#### Information supplied
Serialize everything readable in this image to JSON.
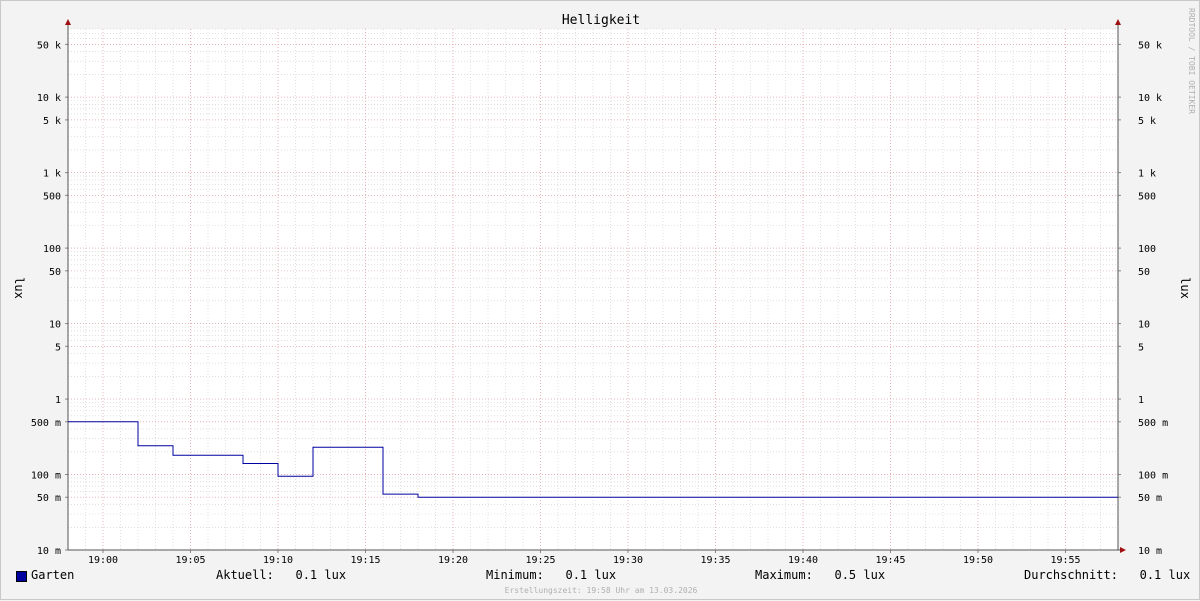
{
  "chart_data": {
    "type": "line",
    "title": "Helligkeit",
    "ylabel": "lux",
    "ylabel_right": "lux",
    "yscale": "log",
    "ylim": [
      0.01,
      80000
    ],
    "xlim": [
      "18:58",
      "19:58"
    ],
    "x_tick_labels": [
      "19:00",
      "19:05",
      "19:10",
      "19:15",
      "19:20",
      "19:25",
      "19:30",
      "19:35",
      "19:40",
      "19:45",
      "19:50",
      "19:55"
    ],
    "y_ticks": [
      {
        "value": 50000,
        "label": "50 k"
      },
      {
        "value": 10000,
        "label": "10 k"
      },
      {
        "value": 5000,
        "label": "5 k"
      },
      {
        "value": 1000,
        "label": "1 k"
      },
      {
        "value": 500,
        "label": "500"
      },
      {
        "value": 100,
        "label": "100"
      },
      {
        "value": 50,
        "label": "50"
      },
      {
        "value": 10,
        "label": "10"
      },
      {
        "value": 5,
        "label": "5"
      },
      {
        "value": 1,
        "label": "1"
      },
      {
        "value": 0.5,
        "label": "500 m"
      },
      {
        "value": 0.1,
        "label": "100 m"
      },
      {
        "value": 0.05,
        "label": "50 m"
      },
      {
        "value": 0.01,
        "label": "10 m"
      }
    ],
    "grid": true,
    "series": [
      {
        "name": "Garten",
        "color": "#0000a0",
        "x": [
          "18:58",
          "19:02",
          "19:04",
          "19:08",
          "19:10",
          "19:12",
          "19:16",
          "19:18",
          "19:58"
        ],
        "y": [
          0.5,
          0.24,
          0.18,
          0.14,
          0.095,
          0.23,
          0.055,
          0.05,
          0.05
        ]
      }
    ]
  },
  "legend": {
    "series_name": "Garten",
    "current": "Aktuell:   0.1 lux",
    "minimum": "Minimum:   0.1 lux",
    "maximum": "Maximum:   0.5 lux",
    "average": "Durchschnitt:   0.1 lux"
  },
  "watermark": "RRDTOOL / TOBI OETIKER",
  "footer": "Erstellungszeit: 19:58 Uhr am 13.03.2026",
  "colors": {
    "line": "#0000a0",
    "major_grid": "#e8a0a8",
    "minor_grid": "#cccccc",
    "arrow": "#a01010"
  }
}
########
» Task instructions: Copy all of the entries verbatim, leaving out any pictures they contain.

» Exercise response:
Serialize everything readable in this image to JSON.
{
  "chart_data": {
    "type": "line",
    "title": "Helligkeit",
    "ylabel": "lux",
    "ylabel_right": "lux",
    "yscale": "log",
    "ylim": [
      0.01,
      80000
    ],
    "xlim": [
      "18:58",
      "19:58"
    ],
    "x_tick_labels": [
      "19:00",
      "19:05",
      "19:10",
      "19:15",
      "19:20",
      "19:25",
      "19:30",
      "19:35",
      "19:40",
      "19:45",
      "19:50",
      "19:55"
    ],
    "y_ticks": [
      {
        "value": 50000,
        "label": "50 k"
      },
      {
        "value": 10000,
        "label": "10 k"
      },
      {
        "value": 5000,
        "label": "5 k"
      },
      {
        "value": 1000,
        "label": "1 k"
      },
      {
        "value": 500,
        "label": "500"
      },
      {
        "value": 100,
        "label": "100"
      },
      {
        "value": 50,
        "label": "50"
      },
      {
        "value": 10,
        "label": "10"
      },
      {
        "value": 5,
        "label": "5"
      },
      {
        "value": 1,
        "label": "1"
      },
      {
        "value": 0.5,
        "label": "500 m"
      },
      {
        "value": 0.1,
        "label": "100 m"
      },
      {
        "value": 0.05,
        "label": "50 m"
      },
      {
        "value": 0.01,
        "label": "10 m"
      }
    ],
    "grid": true,
    "series": [
      {
        "name": "Garten",
        "color": "#0000a0",
        "x": [
          "18:58",
          "19:02",
          "19:04",
          "19:08",
          "19:10",
          "19:12",
          "19:16",
          "19:18",
          "19:58"
        ],
        "y": [
          0.5,
          0.24,
          0.18,
          0.14,
          0.095,
          0.23,
          0.055,
          0.05,
          0.05
        ]
      }
    ]
  },
  "legend": {
    "series_name": "Garten",
    "current": "Aktuell:   0.1 lux",
    "minimum": "Minimum:   0.1 lux",
    "maximum": "Maximum:   0.5 lux",
    "average": "Durchschnitt:   0.1 lux"
  },
  "watermark": "RRDTOOL / TOBI OETIKER",
  "footer": "Erstellungszeit: 19:58 Uhr am 13.03.2026",
  "colors": {
    "line": "#0000a0",
    "major_grid": "#e8a0a8",
    "minor_grid": "#cccccc",
    "arrow": "#a01010"
  }
}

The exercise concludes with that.